— SET TASK —
Answer with one number: how many lines hold the string "crétin".

--

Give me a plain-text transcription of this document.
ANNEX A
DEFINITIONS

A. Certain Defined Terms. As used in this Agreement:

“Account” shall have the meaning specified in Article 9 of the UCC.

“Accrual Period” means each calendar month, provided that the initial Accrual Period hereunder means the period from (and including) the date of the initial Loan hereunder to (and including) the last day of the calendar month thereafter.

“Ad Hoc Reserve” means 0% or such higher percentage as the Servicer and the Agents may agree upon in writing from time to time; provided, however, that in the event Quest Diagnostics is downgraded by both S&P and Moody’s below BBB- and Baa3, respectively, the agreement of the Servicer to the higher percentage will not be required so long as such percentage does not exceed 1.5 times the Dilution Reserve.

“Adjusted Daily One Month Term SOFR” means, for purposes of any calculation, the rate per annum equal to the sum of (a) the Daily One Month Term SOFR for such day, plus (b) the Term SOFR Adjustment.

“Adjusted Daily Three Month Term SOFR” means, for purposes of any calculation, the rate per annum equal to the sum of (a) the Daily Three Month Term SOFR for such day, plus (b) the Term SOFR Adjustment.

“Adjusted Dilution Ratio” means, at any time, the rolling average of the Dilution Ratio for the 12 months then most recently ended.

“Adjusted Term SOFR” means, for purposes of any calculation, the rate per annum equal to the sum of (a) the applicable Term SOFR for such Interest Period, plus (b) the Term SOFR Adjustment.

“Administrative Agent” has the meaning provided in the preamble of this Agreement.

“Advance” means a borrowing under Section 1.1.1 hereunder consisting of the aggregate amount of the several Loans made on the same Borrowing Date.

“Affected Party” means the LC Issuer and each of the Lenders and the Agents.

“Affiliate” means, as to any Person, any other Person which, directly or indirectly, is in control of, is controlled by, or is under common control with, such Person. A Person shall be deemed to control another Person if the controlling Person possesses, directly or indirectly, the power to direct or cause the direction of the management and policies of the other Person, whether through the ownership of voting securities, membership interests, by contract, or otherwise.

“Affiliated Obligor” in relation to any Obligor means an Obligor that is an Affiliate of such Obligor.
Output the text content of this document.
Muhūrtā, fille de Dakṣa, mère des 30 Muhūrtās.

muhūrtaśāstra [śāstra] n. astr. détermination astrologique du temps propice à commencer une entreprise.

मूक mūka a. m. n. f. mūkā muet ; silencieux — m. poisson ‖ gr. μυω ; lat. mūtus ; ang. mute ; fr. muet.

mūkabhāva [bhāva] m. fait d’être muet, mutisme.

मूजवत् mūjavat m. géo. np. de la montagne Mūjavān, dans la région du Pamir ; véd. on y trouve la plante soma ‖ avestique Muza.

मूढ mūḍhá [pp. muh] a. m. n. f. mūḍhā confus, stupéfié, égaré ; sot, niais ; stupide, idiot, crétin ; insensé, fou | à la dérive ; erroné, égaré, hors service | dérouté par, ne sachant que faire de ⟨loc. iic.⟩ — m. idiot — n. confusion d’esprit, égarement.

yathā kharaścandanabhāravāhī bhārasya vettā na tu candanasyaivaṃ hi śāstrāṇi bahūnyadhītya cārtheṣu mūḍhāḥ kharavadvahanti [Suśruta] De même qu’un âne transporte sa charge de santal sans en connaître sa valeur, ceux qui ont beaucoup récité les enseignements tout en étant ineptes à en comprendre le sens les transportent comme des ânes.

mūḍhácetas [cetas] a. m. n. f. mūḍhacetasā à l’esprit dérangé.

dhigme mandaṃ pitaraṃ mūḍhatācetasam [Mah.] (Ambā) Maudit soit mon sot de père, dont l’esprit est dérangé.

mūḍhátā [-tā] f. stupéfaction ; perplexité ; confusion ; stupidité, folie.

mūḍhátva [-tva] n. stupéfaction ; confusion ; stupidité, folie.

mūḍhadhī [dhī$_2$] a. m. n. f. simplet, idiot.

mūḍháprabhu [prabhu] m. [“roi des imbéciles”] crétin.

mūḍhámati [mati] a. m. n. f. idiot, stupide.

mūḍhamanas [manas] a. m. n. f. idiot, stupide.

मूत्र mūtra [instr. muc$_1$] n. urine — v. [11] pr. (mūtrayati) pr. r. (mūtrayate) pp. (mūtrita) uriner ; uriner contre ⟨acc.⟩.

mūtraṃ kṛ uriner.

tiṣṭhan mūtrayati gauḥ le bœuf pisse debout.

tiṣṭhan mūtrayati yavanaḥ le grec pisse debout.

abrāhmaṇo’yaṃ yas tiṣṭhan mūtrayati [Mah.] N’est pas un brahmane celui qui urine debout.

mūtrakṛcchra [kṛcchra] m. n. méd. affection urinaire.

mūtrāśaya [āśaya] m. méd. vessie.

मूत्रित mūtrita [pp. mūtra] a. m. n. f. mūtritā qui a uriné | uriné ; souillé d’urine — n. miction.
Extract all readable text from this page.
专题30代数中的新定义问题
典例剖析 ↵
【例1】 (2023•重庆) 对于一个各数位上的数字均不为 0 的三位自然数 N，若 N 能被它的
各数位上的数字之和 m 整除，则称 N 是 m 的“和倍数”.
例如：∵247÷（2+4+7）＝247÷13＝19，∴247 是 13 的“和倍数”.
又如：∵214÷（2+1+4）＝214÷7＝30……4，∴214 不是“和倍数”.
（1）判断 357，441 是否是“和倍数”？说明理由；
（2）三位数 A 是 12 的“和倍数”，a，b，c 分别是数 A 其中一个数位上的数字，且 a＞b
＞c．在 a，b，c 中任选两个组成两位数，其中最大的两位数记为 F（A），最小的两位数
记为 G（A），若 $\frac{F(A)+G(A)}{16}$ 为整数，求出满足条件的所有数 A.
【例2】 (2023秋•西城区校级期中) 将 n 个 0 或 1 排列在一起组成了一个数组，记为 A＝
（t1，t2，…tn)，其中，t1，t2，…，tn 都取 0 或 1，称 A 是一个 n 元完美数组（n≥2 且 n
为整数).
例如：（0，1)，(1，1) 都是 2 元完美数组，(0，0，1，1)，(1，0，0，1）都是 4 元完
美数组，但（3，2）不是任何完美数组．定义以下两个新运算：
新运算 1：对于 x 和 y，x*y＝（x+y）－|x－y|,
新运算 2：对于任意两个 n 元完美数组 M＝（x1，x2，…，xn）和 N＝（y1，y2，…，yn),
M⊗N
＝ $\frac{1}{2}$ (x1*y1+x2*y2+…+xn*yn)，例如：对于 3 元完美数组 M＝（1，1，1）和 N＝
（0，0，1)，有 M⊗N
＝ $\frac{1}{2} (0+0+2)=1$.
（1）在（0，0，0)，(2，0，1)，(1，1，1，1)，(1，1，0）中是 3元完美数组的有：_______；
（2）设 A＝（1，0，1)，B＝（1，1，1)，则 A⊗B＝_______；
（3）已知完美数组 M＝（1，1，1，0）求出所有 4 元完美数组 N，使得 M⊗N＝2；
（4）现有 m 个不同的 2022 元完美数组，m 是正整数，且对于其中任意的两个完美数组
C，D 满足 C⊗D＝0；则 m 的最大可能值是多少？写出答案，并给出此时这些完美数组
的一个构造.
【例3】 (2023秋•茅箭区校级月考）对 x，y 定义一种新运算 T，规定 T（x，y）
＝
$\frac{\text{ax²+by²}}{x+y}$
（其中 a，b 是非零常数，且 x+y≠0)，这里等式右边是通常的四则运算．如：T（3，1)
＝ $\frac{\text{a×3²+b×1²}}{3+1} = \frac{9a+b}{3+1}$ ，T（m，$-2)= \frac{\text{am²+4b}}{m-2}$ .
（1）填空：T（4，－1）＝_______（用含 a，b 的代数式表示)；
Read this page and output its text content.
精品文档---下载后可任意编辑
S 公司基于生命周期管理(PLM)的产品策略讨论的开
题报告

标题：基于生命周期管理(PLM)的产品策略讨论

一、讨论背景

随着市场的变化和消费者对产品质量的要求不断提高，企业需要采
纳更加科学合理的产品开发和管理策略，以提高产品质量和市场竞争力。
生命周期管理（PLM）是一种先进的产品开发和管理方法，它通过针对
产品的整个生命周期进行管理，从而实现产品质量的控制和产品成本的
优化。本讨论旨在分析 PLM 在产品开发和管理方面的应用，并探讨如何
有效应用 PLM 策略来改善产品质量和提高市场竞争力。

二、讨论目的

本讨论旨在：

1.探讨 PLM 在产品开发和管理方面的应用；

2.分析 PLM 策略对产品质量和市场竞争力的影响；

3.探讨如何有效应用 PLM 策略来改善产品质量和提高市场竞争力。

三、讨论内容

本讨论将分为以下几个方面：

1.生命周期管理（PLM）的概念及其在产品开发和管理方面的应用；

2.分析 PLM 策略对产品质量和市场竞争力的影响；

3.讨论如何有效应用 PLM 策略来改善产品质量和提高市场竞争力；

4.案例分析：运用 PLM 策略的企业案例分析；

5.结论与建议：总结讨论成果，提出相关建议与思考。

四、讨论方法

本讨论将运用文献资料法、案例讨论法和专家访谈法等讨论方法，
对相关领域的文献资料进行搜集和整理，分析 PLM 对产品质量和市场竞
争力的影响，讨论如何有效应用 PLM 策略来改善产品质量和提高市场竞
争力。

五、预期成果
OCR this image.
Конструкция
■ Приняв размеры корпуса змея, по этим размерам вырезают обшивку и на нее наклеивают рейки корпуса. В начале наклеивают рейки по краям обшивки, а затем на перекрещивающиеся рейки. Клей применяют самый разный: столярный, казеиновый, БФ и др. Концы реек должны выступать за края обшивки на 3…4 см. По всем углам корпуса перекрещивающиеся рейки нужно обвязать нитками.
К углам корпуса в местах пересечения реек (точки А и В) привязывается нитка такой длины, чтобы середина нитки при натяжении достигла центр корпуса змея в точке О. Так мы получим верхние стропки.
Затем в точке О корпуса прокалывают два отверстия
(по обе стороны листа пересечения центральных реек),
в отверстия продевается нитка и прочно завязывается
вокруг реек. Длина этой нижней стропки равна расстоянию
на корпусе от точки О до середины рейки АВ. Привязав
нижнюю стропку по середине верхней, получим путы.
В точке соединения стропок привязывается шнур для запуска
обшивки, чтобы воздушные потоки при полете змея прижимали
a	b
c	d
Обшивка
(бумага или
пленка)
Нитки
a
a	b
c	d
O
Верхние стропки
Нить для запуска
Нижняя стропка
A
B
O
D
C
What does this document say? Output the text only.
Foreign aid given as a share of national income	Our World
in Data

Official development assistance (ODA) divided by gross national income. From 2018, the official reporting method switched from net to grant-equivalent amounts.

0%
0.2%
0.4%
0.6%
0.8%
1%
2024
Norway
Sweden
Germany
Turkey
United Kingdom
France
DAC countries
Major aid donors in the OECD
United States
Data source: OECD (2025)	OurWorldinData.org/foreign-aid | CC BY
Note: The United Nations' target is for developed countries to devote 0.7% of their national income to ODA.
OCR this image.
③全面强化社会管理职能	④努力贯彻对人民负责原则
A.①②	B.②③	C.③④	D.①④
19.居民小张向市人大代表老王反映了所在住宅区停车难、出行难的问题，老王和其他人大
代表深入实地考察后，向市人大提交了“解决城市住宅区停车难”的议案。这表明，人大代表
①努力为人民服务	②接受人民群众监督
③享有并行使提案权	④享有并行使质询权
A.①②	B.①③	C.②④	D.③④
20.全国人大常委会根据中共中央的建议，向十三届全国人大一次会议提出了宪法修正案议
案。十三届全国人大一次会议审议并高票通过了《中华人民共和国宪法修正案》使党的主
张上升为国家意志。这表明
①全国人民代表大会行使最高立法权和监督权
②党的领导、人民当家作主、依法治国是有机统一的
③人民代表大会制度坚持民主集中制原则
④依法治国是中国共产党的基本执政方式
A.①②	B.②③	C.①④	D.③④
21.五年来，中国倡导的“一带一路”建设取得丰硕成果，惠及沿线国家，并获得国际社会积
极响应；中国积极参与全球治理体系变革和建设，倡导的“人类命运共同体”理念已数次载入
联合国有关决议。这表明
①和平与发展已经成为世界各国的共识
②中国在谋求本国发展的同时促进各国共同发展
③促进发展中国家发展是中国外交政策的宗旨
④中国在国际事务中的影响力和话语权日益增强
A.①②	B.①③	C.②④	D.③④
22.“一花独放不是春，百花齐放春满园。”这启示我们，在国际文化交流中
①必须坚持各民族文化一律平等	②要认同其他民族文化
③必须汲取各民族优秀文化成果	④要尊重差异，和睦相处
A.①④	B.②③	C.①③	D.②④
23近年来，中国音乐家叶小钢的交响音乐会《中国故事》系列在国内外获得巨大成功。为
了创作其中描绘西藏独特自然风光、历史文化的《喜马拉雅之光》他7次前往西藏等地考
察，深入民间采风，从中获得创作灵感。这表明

--

— TASK ANSWER —
2